## Dataset
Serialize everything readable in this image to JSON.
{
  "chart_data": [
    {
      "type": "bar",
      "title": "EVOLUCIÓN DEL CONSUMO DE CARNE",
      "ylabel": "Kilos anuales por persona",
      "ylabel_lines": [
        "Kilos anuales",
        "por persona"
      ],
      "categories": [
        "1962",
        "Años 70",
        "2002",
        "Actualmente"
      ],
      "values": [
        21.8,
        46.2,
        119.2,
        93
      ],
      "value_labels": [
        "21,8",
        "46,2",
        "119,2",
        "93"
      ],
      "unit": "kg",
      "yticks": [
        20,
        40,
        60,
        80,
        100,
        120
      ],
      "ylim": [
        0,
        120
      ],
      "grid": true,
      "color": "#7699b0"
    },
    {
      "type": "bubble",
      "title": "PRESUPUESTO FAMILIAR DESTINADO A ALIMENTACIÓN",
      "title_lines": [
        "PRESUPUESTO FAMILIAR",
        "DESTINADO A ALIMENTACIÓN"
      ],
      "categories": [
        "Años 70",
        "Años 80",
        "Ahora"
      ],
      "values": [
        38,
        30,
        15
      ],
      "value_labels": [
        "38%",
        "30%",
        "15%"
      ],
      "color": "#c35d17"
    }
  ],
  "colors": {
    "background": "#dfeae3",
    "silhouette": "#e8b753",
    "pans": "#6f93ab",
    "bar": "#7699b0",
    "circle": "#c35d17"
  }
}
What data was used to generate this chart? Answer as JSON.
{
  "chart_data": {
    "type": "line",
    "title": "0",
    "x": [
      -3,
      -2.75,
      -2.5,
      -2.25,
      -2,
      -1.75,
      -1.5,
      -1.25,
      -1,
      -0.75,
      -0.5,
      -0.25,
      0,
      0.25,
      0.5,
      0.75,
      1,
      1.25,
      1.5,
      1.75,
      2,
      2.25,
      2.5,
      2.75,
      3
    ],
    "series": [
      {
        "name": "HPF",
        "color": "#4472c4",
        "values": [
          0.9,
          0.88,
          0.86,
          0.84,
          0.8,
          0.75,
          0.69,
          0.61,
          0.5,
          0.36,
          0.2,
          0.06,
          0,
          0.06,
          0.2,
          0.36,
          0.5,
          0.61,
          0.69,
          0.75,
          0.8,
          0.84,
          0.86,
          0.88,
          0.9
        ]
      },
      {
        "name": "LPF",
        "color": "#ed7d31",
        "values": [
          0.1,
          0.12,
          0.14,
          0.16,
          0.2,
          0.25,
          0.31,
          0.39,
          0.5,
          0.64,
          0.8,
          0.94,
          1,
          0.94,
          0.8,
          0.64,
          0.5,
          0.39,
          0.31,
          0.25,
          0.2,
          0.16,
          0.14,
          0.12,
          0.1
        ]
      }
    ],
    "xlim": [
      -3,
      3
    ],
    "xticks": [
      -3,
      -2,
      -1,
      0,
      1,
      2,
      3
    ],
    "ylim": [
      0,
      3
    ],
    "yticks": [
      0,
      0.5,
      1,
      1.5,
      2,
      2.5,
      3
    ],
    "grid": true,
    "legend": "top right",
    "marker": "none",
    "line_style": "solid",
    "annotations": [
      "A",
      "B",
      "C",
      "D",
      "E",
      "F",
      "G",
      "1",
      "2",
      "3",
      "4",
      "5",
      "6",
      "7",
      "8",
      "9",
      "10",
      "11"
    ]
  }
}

## Description of the task
Go through the material above and count the lines that include "PRESUPUESTO". Give the number alone.

## Exercise output
2